INSTRUCTION> Render the following lines as a numbered list, omitting any blank lines.

ENTRIES>

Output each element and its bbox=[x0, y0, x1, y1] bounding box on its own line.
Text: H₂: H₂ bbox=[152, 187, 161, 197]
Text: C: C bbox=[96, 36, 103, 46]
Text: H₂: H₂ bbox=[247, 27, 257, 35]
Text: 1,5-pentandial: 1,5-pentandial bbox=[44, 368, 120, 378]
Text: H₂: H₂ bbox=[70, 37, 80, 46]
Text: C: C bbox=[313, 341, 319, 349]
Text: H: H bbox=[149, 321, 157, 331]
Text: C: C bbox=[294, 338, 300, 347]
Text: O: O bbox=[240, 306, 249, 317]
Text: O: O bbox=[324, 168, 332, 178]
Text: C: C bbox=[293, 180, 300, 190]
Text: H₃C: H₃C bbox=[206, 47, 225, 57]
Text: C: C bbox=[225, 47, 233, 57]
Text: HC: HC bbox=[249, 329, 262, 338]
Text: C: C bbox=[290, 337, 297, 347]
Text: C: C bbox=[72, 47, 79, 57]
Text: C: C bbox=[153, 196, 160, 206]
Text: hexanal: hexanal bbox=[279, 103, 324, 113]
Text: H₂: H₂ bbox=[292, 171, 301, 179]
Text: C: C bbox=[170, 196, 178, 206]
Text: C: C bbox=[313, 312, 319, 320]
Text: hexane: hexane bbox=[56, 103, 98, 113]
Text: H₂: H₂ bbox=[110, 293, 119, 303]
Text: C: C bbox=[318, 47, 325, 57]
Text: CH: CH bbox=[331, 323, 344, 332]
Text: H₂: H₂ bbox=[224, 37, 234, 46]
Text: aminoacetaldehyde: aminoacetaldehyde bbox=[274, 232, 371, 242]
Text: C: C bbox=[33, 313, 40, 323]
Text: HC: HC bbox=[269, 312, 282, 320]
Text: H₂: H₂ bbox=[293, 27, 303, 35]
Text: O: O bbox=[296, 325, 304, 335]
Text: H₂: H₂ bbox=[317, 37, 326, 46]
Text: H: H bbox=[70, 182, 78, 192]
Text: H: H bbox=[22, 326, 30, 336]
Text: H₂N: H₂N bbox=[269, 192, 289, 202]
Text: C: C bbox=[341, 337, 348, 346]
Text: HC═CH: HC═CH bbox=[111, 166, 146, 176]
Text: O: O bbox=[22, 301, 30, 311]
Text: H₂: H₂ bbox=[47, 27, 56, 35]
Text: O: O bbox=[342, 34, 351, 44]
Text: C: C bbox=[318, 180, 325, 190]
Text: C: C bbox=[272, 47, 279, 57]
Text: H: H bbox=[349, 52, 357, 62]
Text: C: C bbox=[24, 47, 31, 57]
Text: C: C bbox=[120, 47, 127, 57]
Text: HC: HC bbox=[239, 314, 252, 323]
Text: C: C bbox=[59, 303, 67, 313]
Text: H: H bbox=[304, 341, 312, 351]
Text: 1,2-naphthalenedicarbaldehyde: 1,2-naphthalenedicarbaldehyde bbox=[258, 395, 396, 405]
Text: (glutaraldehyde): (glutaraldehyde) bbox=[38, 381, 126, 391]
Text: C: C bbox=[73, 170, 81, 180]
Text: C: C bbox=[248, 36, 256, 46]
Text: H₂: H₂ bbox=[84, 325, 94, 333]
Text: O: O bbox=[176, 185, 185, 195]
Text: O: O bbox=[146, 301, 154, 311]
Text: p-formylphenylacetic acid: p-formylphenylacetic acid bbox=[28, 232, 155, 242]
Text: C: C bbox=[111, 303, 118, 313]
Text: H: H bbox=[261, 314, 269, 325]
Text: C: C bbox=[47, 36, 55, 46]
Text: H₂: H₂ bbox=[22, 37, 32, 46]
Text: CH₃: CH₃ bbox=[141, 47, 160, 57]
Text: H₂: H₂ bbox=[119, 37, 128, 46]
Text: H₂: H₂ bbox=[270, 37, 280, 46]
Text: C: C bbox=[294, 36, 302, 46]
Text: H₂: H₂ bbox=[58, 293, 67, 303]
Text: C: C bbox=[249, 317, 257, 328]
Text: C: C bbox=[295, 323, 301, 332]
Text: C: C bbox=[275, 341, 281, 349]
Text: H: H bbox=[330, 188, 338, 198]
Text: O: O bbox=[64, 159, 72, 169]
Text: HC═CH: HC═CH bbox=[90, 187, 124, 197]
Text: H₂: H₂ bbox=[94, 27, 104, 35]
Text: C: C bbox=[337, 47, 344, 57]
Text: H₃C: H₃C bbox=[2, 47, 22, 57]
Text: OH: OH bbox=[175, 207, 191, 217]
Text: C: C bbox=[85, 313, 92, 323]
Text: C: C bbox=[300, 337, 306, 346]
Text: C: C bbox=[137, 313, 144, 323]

PROBLEM SOLUTION>
1. Output each element and its bbox=[x0, y0, x1, y1] bounding box on its own line.
2. Text: H₂: H₂ bbox=[152, 187, 161, 197]
3. Text: C: C bbox=[96, 36, 103, 46]
4. Text: H₂: H₂ bbox=[247, 27, 257, 35]
5. Text: 1,5-pentandial: 1,5-pentandial bbox=[44, 368, 120, 378]
6. Text: H₂: H₂ bbox=[70, 37, 80, 46]
7. Text: C: C bbox=[313, 341, 319, 349]
8. Text: H: H bbox=[149, 321, 157, 331]
9. Text: C: C bbox=[294, 338, 300, 347]
10. Text: O: O bbox=[240, 306, 249, 317]
11. Text: O: O bbox=[324, 168, 332, 178]
12. Text: C: C bbox=[293, 180, 300, 190]
13. Text: H₃C: H₃C bbox=[206, 47, 225, 57]
14. Text: C: C bbox=[225, 47, 233, 57]
15. Text: HC: HC bbox=[249, 329, 262, 338]
16. Text: C: C bbox=[290, 337, 297, 347]
17. Text: C: C bbox=[72, 47, 79, 57]
18. Text: C: C bbox=[153, 196, 160, 206]
19. Text: hexanal: hexanal bbox=[279, 103, 324, 113]
20. Text: H₂: H₂ bbox=[292, 171, 301, 179]
21. Text: C: C bbox=[170, 196, 178, 206]
22. Text: C: C bbox=[313, 312, 319, 320]
23. Text: hexane: hexane bbox=[56, 103, 98, 113]
24. Text: H₂: H₂ bbox=[110, 293, 119, 303]
25. Text: C: C bbox=[318, 47, 325, 57]
26. Text: CH: CH bbox=[331, 323, 344, 332]
27. Text: H₂: H₂ bbox=[224, 37, 234, 46]
28. Text: aminoacetaldehyde: aminoacetaldehyde bbox=[274, 232, 371, 242]
29. Text: C: C bbox=[33, 313, 40, 323]
30. Text: HC: HC bbox=[269, 312, 282, 320]
31. Text: H₂: H₂ bbox=[293, 27, 303, 35]
32. Text: O: O bbox=[296, 325, 304, 335]
33. Text: H₂: H₂ bbox=[317, 37, 326, 46]
34. Text: H: H bbox=[70, 182, 78, 192]
35. Text: H: H bbox=[22, 326, 30, 336]
36. Text: H₂N: H₂N bbox=[269, 192, 289, 202]
37. Text: C: C bbox=[341, 337, 348, 346]
38. Text: HC═CH: HC═CH bbox=[111, 166, 146, 176]
39. Text: O: O bbox=[22, 301, 30, 311]
40. Text: H₂: H₂ bbox=[47, 27, 56, 35]
41. Text: O: O bbox=[342, 34, 351, 44]
42. Text: C: C bbox=[318, 180, 325, 190]
43. Text: C: C bbox=[272, 47, 279, 57]
44. Text: H: H bbox=[349, 52, 357, 62]
45. Text: C: C bbox=[24, 47, 31, 57]
46. Text: C: C bbox=[120, 47, 127, 57]
47. Text: HC: HC bbox=[239, 314, 252, 323]
48. Text: C: C bbox=[59, 303, 67, 313]
49. Text: H: H bbox=[304, 341, 312, 351]
50. Text: 1,2-naphthalenedicarbaldehyde: 1,2-naphthalenedicarbaldehyde bbox=[258, 395, 396, 405]
51. Text: (glutaraldehyde): (glutaraldehyde) bbox=[38, 381, 126, 391]
52. Text: C: C bbox=[73, 170, 81, 180]
53. Text: C: C bbox=[248, 36, 256, 46]
54. Text: H₂: H₂ bbox=[84, 325, 94, 333]
55. Text: O: O bbox=[176, 185, 185, 195]
56. Text: O: O bbox=[146, 301, 154, 311]
57. Text: p-formylphenylacetic acid: p-formylphenylacetic acid bbox=[28, 232, 155, 242]
58. Text: C: C bbox=[111, 303, 118, 313]
59. Text: H: H bbox=[261, 314, 269, 325]
60. Text: C: C bbox=[47, 36, 55, 46]
61. Text: H₂: H₂ bbox=[22, 37, 32, 46]
62. Text: CH₃: CH₃ bbox=[141, 47, 160, 57]
63. Text: H₂: H₂ bbox=[119, 37, 128, 46]
64. Text: H₂: H₂ bbox=[270, 37, 280, 46]
65. Text: C: C bbox=[294, 36, 302, 46]
66. Text: H₂: H₂ bbox=[58, 293, 67, 303]
67. Text: C: C bbox=[249, 317, 257, 328]
68. Text: C: C bbox=[295, 323, 301, 332]
69. Text: C: C bbox=[275, 341, 281, 349]
70. Text: H: H bbox=[330, 188, 338, 198]
71. Text: O: O bbox=[64, 159, 72, 169]
72. Text: HC═CH: HC═CH bbox=[90, 187, 124, 197]
73. Text: H₂: H₂ bbox=[94, 27, 104, 35]
74. Text: C: C bbox=[337, 47, 344, 57]
75. Text: H₃C: H₃C bbox=[2, 47, 22, 57]
76. Text: OH: OH bbox=[175, 207, 191, 217]
77. Text: C: C bbox=[85, 313, 92, 323]
78. Text: C: C bbox=[300, 337, 306, 346]
79. Text: C: C bbox=[137, 313, 144, 323]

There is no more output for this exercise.